§ Supplied data:
((

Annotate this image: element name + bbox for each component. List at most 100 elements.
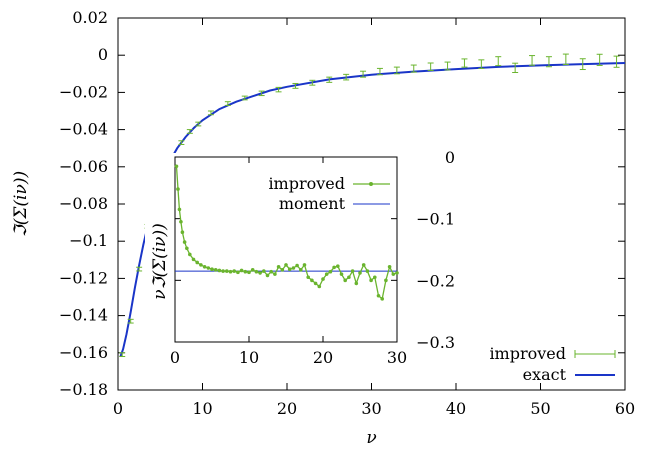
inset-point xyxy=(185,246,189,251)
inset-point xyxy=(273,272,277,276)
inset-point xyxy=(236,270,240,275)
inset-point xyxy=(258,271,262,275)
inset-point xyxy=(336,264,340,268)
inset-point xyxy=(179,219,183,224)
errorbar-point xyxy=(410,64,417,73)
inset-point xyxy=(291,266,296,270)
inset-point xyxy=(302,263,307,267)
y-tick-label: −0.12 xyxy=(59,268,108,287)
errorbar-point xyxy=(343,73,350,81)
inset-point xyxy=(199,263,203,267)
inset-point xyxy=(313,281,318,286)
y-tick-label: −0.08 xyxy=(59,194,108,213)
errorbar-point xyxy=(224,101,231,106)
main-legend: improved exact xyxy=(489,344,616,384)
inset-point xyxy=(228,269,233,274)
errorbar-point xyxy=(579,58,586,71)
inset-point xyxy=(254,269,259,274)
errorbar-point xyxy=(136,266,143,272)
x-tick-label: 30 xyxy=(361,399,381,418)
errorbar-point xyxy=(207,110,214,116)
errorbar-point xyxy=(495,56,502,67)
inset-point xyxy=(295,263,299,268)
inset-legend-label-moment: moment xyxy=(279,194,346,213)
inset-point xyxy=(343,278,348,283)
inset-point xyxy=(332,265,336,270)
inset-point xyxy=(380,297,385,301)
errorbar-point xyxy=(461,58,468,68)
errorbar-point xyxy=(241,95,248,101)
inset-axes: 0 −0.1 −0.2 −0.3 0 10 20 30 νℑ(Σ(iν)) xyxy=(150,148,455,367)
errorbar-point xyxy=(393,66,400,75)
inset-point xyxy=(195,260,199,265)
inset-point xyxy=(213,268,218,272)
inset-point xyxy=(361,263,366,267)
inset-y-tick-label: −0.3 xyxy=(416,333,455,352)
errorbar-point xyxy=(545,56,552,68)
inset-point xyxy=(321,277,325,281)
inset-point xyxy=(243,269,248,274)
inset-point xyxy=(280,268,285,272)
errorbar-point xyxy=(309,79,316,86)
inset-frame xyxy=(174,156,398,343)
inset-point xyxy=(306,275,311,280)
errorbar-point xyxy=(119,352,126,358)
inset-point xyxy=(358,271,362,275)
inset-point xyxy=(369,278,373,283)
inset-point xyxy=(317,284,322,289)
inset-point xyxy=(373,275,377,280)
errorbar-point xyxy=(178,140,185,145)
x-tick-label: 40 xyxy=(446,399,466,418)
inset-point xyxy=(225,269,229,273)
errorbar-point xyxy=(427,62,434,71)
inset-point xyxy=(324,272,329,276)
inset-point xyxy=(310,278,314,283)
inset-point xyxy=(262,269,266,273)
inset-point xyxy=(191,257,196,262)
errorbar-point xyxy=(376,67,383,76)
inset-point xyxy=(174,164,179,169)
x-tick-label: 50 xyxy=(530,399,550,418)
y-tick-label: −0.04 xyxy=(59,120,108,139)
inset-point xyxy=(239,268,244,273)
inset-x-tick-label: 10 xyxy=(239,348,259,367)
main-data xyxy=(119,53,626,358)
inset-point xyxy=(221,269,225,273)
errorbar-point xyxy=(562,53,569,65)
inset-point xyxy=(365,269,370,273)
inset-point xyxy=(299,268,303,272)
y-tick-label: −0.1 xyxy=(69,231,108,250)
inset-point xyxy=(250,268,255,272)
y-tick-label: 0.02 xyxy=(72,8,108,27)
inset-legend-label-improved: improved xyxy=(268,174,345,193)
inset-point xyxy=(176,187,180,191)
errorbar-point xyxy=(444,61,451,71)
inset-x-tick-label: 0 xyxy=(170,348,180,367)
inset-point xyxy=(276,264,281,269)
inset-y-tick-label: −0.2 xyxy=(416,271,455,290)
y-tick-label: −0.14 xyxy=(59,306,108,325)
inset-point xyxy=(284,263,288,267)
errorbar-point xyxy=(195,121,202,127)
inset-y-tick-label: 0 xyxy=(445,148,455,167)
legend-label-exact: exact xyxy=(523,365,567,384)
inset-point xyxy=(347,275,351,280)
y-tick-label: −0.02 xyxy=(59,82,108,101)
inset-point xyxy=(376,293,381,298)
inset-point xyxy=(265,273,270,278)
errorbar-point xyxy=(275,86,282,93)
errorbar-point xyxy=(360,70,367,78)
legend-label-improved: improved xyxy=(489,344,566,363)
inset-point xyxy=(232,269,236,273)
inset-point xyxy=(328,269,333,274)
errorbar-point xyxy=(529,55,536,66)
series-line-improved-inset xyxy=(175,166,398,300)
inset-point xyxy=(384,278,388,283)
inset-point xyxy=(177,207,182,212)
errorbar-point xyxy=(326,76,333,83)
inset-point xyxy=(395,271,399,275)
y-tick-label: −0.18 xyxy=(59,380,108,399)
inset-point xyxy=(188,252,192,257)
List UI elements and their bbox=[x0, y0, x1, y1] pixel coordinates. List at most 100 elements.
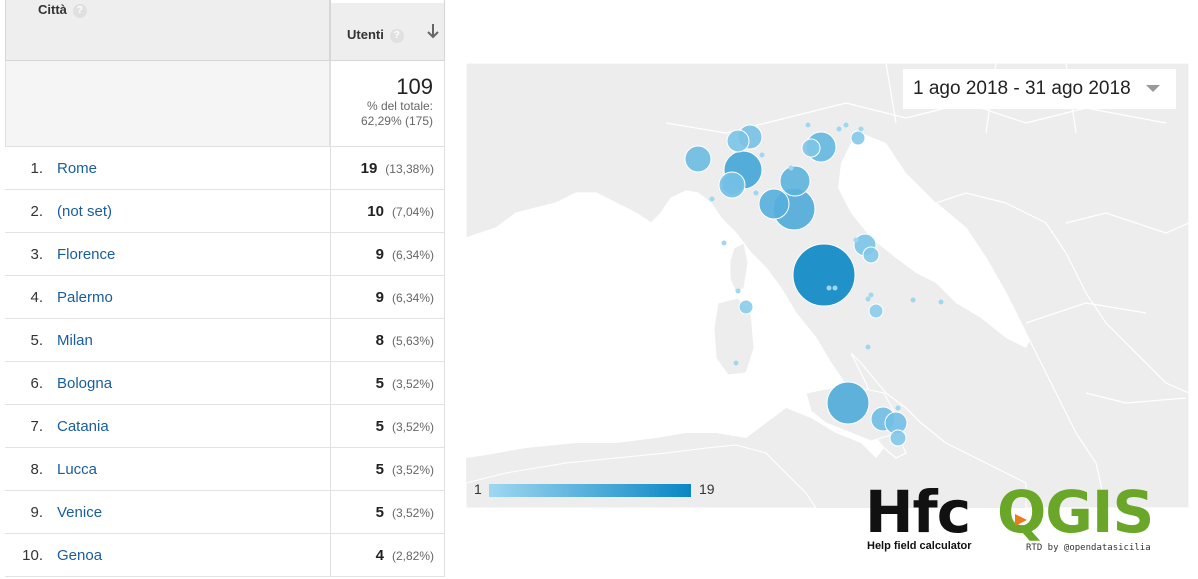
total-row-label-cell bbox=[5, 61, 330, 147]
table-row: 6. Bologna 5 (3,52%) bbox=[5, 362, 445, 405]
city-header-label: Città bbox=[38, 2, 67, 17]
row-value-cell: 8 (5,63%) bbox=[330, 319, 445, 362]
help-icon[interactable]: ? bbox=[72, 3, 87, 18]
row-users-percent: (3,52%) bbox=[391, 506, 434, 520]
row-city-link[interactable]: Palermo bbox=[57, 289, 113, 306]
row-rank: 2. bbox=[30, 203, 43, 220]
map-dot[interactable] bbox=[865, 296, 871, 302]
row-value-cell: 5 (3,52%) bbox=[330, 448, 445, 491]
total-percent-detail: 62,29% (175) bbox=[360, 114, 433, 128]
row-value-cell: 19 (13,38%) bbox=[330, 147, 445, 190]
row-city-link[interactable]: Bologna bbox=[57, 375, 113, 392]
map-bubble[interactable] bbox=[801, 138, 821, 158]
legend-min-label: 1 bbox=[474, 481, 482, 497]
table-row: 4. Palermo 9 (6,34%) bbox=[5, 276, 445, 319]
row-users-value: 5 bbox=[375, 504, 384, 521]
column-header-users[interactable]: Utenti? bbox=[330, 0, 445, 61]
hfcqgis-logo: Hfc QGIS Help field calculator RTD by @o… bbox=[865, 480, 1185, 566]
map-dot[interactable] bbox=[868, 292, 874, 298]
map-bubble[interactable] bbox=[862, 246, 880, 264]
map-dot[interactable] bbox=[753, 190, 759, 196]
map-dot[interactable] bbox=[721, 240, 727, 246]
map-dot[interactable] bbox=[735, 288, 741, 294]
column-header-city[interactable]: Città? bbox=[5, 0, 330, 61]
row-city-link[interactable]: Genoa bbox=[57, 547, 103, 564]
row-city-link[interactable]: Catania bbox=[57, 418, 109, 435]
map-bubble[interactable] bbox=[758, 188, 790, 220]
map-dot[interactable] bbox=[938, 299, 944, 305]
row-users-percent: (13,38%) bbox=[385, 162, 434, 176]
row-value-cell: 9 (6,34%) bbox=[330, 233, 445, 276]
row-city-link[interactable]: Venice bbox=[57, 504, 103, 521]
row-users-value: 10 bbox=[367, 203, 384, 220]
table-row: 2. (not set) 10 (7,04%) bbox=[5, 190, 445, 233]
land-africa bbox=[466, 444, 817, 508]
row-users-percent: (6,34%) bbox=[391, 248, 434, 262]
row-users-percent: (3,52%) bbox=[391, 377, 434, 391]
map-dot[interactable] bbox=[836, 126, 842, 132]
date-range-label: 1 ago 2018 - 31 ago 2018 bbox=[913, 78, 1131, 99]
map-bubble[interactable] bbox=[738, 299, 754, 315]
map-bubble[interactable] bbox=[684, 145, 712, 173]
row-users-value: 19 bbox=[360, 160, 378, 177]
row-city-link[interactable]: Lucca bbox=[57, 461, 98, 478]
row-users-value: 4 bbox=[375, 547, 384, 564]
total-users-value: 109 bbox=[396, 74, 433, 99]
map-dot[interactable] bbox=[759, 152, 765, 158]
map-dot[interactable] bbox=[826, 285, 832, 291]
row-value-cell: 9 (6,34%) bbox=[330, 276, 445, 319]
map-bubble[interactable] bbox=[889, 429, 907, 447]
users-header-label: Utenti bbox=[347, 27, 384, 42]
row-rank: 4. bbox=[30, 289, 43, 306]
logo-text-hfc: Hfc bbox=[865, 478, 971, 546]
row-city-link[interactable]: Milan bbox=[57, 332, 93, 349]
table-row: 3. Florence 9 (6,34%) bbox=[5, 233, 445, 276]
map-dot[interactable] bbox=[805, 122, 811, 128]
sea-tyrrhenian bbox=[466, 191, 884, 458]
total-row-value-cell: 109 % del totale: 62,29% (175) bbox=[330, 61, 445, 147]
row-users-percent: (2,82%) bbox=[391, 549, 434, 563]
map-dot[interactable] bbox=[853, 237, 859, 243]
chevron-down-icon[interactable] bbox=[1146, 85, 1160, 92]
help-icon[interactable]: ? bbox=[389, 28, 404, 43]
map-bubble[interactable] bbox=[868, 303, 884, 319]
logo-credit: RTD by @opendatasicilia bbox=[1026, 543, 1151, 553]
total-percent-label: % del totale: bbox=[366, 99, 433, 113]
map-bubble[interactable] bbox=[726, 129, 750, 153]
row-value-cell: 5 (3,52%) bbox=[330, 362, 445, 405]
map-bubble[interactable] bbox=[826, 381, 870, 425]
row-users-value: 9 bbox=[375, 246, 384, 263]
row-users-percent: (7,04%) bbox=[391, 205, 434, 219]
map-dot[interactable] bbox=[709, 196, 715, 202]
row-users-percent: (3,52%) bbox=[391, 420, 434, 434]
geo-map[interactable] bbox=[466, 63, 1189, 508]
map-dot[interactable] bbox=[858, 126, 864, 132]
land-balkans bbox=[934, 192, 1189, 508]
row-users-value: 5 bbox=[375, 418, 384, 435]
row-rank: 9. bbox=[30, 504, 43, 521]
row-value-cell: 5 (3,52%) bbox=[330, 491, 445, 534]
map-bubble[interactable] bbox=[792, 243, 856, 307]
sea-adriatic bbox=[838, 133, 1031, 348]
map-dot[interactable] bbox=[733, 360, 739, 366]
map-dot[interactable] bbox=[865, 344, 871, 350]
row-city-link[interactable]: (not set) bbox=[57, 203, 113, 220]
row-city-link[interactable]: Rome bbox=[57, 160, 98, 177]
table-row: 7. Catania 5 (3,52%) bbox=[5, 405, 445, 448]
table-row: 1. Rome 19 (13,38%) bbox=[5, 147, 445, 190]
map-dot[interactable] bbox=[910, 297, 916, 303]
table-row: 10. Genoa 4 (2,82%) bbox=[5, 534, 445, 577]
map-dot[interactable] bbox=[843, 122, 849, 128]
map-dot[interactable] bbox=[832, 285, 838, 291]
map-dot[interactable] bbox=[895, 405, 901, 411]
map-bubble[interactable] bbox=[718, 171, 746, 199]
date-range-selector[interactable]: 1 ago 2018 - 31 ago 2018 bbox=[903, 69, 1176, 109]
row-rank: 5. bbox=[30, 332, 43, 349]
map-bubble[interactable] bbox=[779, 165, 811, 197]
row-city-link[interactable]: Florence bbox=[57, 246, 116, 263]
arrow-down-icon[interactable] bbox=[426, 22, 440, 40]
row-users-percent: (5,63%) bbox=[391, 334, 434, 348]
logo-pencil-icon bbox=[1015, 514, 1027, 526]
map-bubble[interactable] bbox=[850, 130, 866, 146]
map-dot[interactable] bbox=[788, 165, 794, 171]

))
((

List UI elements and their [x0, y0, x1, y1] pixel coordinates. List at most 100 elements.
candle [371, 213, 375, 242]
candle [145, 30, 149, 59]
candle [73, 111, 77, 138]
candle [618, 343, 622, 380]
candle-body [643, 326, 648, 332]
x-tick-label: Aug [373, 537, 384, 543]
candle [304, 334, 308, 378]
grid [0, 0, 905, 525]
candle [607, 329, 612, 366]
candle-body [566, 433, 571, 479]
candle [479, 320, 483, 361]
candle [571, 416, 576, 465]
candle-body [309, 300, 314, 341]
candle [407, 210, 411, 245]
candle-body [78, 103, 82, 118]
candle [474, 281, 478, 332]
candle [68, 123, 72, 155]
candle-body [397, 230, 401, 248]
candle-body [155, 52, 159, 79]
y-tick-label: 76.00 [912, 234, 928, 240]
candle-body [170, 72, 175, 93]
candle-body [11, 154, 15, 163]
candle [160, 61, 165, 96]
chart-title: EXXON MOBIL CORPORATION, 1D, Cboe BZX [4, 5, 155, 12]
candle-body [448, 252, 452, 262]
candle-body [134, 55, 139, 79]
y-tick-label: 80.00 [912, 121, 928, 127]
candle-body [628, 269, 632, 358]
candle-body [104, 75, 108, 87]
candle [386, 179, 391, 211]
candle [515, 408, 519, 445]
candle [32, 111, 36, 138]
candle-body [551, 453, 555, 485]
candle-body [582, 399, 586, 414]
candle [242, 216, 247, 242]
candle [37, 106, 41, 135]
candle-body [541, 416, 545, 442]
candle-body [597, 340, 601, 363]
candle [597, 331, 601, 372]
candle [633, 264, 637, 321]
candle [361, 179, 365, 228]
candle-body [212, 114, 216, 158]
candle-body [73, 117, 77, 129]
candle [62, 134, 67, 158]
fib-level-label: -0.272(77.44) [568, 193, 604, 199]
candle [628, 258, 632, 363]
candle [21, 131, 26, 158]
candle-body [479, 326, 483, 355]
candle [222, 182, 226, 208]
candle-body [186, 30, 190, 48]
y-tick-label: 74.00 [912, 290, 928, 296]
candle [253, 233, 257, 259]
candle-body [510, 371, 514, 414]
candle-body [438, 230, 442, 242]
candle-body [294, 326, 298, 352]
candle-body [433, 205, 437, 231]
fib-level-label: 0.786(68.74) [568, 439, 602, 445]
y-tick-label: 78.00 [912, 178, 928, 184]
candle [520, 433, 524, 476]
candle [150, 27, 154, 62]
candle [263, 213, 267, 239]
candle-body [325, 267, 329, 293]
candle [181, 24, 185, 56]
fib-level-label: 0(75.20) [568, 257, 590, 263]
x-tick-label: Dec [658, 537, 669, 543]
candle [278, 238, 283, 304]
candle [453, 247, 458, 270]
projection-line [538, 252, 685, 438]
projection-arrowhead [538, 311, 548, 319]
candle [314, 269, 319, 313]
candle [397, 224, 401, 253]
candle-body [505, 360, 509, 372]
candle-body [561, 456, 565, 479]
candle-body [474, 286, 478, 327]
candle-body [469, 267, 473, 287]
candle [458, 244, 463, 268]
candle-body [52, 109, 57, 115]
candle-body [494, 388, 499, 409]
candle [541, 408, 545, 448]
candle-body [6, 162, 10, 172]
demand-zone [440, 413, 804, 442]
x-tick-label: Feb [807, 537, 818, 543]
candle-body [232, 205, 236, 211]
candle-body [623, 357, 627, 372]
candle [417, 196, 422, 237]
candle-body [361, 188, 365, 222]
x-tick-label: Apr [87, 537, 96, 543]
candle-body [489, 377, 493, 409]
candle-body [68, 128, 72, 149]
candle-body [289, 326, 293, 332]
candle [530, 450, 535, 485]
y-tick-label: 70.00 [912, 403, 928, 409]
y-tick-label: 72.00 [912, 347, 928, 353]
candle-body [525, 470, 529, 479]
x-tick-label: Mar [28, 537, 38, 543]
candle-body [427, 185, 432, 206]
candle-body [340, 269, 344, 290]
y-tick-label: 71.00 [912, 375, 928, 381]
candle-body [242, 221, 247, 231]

))
((

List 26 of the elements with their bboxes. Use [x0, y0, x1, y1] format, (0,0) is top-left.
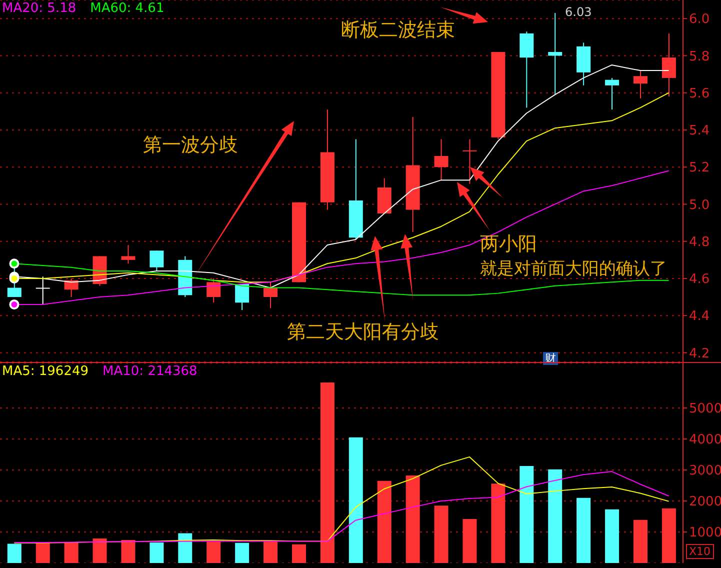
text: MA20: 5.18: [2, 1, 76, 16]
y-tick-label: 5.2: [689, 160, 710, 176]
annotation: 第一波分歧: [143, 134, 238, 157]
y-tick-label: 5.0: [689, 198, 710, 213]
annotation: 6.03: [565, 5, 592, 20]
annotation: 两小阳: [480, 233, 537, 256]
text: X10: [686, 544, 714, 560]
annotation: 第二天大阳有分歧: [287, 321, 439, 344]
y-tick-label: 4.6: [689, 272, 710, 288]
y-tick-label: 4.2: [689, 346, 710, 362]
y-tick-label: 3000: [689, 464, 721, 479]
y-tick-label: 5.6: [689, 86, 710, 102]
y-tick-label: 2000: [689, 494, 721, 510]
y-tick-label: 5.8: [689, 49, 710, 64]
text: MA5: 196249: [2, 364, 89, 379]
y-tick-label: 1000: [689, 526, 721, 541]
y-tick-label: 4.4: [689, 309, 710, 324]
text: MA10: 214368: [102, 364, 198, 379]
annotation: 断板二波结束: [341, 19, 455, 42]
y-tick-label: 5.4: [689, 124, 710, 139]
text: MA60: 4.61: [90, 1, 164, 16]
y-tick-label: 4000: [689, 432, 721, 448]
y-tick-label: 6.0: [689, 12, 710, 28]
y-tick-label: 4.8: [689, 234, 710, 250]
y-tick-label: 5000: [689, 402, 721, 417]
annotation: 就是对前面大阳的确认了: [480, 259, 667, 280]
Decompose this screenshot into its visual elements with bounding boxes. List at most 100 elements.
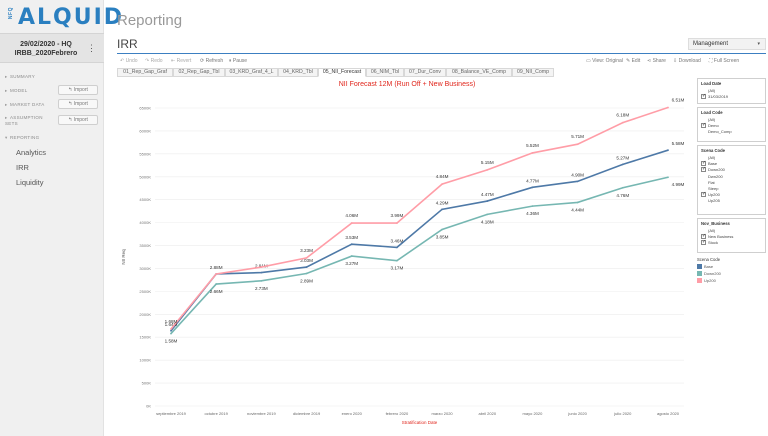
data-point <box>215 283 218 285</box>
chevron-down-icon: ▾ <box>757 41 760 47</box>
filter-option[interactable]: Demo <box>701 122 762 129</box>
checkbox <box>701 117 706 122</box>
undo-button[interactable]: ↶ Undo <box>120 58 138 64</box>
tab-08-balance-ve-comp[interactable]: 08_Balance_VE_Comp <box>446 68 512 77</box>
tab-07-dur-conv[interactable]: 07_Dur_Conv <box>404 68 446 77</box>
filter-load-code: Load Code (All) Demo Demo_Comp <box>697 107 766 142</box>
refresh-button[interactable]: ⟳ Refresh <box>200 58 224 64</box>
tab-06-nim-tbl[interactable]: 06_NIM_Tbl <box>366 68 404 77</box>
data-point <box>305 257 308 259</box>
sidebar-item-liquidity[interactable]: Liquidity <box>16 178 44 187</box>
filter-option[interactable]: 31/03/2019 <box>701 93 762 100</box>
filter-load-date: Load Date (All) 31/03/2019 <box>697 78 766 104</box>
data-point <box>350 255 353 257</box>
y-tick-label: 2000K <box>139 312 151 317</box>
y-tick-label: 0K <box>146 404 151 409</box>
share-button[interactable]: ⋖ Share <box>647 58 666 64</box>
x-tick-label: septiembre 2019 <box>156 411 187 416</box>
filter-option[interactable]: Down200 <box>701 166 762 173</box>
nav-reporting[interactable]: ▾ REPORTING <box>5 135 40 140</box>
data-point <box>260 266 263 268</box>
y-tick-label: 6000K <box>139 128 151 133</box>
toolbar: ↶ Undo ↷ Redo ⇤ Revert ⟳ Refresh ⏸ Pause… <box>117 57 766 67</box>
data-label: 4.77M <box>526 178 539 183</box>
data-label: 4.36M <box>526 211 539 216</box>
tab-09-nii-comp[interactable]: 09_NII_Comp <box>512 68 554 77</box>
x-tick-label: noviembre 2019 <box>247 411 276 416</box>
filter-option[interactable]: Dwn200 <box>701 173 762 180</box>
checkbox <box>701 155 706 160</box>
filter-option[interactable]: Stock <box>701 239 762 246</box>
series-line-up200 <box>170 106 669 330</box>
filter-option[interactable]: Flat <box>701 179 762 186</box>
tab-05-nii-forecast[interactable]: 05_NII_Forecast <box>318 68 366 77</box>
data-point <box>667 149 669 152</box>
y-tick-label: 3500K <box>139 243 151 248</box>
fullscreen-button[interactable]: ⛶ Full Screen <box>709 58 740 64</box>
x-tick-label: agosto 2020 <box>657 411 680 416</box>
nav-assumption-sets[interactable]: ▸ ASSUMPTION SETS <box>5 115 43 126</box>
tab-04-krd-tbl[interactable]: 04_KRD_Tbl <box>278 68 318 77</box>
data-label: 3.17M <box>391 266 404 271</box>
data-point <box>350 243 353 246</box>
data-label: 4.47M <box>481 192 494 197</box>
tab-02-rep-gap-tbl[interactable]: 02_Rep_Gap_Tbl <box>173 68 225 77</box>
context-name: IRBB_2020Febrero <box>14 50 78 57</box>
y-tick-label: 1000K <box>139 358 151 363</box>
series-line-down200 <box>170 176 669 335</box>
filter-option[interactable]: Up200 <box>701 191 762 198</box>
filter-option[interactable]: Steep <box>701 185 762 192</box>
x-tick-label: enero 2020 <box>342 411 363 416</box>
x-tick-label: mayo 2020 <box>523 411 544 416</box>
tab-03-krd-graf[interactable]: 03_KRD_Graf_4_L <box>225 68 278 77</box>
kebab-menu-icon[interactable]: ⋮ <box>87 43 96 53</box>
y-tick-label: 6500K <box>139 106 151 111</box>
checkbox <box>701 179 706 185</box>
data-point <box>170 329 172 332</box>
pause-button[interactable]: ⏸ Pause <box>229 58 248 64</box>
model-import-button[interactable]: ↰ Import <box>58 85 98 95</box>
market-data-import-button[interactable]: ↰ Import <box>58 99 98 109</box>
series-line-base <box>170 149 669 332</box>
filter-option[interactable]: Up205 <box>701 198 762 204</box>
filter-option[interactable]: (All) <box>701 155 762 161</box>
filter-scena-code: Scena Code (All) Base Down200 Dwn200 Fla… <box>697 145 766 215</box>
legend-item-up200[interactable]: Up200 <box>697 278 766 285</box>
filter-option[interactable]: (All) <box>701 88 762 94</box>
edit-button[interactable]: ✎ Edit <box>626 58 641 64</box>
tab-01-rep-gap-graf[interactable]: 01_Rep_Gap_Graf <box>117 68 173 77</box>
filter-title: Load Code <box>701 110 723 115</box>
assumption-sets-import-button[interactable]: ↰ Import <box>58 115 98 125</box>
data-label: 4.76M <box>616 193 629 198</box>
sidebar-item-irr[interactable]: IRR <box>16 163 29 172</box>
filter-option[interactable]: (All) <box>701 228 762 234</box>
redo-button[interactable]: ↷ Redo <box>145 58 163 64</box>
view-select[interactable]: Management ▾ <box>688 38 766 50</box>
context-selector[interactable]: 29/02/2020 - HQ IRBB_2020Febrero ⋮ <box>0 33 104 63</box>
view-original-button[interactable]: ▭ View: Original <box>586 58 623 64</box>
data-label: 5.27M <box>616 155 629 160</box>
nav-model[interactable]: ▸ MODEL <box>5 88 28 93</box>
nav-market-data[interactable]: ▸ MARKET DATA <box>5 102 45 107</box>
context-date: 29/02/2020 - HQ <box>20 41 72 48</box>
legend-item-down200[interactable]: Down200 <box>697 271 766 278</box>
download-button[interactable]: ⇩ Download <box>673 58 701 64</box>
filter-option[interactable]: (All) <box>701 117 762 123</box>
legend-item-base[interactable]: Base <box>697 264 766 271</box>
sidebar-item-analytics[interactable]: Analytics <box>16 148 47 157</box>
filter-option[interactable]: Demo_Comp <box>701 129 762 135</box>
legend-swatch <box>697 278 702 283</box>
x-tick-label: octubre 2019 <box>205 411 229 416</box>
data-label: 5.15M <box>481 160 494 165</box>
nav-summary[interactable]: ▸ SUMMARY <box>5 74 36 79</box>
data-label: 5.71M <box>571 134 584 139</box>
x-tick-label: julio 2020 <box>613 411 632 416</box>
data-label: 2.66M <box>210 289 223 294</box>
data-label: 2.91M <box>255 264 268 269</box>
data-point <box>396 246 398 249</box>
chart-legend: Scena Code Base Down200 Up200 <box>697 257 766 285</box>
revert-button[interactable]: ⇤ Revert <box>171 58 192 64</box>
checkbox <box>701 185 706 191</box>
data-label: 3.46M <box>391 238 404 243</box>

))

§ Short task: Copy everything from the line containing "total-row-label-cell bbox=[5, 61, 330, 147]" down to the line containing "legend-min-label: 1 bbox=[474, 481, 482, 497]", including both of those lines.

§ Solution to this exercise:
total-row-label-cell bbox=[5, 61, 330, 147]
table-row: 6. Bologna 5 (3,52%) bbox=[5, 362, 445, 405]
city-header-label: Città bbox=[38, 2, 67, 17]
row-value-cell: 8 (5,63%) bbox=[330, 319, 445, 362]
help-icon[interactable]: ? bbox=[72, 3, 87, 18]
row-users-percent: (3,52%) bbox=[391, 506, 434, 520]
row-city-link[interactable]: Palermo bbox=[57, 289, 113, 306]
row-rank: 2. bbox=[30, 203, 43, 220]
map-dot[interactable] bbox=[865, 296, 871, 302]
row-value-cell: 5 (3,52%) bbox=[330, 448, 445, 491]
total-percent-detail: 62,29% (175) bbox=[360, 114, 433, 128]
row-value-cell: 19 (13,38%) bbox=[330, 147, 445, 190]
row-city-link[interactable]: Bologna bbox=[57, 375, 113, 392]
map-bubble[interactable] bbox=[801, 138, 821, 158]
legend-min-label: 1 bbox=[474, 481, 482, 497]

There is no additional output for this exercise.